**** GIVEN DATA

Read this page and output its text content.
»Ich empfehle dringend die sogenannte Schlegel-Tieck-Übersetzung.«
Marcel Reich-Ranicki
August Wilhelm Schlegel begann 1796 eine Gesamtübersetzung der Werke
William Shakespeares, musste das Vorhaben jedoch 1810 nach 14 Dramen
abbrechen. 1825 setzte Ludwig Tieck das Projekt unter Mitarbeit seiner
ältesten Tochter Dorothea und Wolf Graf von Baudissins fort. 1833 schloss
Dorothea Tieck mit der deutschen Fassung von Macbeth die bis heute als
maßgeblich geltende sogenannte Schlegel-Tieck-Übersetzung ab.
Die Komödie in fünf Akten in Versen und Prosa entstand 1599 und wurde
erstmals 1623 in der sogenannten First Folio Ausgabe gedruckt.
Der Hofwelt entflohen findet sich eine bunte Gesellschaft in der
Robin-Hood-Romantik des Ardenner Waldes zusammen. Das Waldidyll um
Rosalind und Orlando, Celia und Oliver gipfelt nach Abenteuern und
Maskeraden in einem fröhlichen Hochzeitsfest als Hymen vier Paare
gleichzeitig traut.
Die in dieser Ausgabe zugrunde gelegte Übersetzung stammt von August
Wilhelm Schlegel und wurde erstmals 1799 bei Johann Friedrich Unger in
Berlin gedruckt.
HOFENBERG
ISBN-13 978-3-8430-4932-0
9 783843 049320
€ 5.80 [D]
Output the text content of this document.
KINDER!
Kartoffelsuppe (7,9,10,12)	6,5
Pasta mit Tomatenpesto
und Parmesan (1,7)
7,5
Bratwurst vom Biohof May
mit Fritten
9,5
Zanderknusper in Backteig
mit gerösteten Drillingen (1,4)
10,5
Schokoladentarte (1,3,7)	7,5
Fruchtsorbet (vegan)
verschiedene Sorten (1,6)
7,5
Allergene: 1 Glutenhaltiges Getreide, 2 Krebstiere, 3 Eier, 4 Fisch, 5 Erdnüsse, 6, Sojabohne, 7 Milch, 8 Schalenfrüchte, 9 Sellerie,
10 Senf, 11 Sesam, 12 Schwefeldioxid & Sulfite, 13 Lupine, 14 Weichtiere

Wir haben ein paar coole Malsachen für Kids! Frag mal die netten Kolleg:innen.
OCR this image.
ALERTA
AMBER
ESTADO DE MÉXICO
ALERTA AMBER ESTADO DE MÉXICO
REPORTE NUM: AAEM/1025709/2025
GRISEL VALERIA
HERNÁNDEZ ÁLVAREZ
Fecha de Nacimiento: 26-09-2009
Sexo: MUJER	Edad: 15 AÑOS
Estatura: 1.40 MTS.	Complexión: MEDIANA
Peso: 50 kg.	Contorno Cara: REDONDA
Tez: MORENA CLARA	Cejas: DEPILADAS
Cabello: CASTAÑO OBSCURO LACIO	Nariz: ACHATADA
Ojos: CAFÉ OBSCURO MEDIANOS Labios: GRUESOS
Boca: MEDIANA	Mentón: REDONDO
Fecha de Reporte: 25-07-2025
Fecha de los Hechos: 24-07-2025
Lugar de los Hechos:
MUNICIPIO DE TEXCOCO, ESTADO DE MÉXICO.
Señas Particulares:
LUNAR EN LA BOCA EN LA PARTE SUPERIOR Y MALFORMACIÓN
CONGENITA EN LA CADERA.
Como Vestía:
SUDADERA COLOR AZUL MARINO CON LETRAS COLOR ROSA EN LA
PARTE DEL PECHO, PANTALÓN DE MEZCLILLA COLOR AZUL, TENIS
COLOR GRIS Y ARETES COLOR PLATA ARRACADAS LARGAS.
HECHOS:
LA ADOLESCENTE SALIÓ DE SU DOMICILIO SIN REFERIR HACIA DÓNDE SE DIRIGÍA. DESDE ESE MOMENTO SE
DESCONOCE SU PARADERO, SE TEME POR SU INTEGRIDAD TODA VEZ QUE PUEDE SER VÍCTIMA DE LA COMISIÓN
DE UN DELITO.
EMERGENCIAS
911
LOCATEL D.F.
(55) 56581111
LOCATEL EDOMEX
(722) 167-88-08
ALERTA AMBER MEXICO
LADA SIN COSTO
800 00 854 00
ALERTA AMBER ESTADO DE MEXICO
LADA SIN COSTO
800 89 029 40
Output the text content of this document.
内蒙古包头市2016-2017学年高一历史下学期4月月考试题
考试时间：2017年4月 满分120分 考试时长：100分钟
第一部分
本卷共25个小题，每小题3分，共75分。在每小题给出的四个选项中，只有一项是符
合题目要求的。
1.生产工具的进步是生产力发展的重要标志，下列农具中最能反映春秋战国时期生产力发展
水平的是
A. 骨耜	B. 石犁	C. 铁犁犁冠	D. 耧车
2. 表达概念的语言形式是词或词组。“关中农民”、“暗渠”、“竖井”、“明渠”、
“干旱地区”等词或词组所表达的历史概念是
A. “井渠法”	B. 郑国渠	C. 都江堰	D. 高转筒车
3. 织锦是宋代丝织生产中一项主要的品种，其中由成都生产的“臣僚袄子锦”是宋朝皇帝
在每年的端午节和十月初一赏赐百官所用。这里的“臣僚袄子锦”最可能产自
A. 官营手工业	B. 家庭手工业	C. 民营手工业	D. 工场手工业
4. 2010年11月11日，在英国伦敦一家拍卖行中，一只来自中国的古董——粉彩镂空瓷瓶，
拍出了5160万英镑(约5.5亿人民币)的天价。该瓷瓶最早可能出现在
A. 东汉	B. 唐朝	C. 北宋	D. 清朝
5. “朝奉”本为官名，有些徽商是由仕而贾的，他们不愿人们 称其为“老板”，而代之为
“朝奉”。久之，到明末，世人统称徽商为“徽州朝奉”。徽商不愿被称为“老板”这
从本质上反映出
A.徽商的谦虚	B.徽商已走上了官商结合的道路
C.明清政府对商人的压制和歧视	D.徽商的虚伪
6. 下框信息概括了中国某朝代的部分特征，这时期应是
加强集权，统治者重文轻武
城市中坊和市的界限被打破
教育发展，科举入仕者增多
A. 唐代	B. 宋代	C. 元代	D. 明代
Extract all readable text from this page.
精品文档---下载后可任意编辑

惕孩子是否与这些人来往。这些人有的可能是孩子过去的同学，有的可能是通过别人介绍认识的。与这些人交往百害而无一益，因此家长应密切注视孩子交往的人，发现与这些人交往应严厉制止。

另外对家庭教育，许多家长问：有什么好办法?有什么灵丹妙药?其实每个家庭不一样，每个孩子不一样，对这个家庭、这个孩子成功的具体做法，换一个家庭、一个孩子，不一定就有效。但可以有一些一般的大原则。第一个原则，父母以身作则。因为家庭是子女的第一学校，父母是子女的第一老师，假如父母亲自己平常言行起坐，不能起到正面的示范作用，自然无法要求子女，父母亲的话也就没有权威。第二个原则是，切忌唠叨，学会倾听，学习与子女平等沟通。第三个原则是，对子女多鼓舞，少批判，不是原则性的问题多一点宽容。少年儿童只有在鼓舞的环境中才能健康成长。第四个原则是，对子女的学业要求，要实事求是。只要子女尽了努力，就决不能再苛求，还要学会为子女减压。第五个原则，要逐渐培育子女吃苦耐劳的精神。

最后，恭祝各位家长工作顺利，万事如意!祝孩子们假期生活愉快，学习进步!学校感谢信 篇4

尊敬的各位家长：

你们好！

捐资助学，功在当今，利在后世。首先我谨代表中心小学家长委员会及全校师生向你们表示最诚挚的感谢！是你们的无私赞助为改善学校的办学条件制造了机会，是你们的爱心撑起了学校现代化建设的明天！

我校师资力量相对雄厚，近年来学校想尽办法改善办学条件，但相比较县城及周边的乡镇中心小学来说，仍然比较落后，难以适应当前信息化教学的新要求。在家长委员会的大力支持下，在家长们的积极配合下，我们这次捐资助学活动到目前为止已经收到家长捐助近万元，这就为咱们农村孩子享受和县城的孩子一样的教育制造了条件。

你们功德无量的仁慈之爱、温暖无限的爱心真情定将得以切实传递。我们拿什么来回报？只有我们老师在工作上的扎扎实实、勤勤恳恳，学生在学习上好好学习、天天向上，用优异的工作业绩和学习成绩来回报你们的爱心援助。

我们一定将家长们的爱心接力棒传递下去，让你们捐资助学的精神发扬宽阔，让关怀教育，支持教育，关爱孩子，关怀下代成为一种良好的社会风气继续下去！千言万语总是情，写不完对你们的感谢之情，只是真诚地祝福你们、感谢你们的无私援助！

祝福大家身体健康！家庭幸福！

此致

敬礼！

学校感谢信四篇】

********

GIVEN PROBLEM
Scan the entries above for the word "Dorothea" and collect each line holding it.

TASK SOLUTION
ältesten Tochter Dorothea und Wolf Graf von Baudissins fort. 1833 schloss
Dorothea Tieck mit der deutschen Fassung von Macbeth die bis heute als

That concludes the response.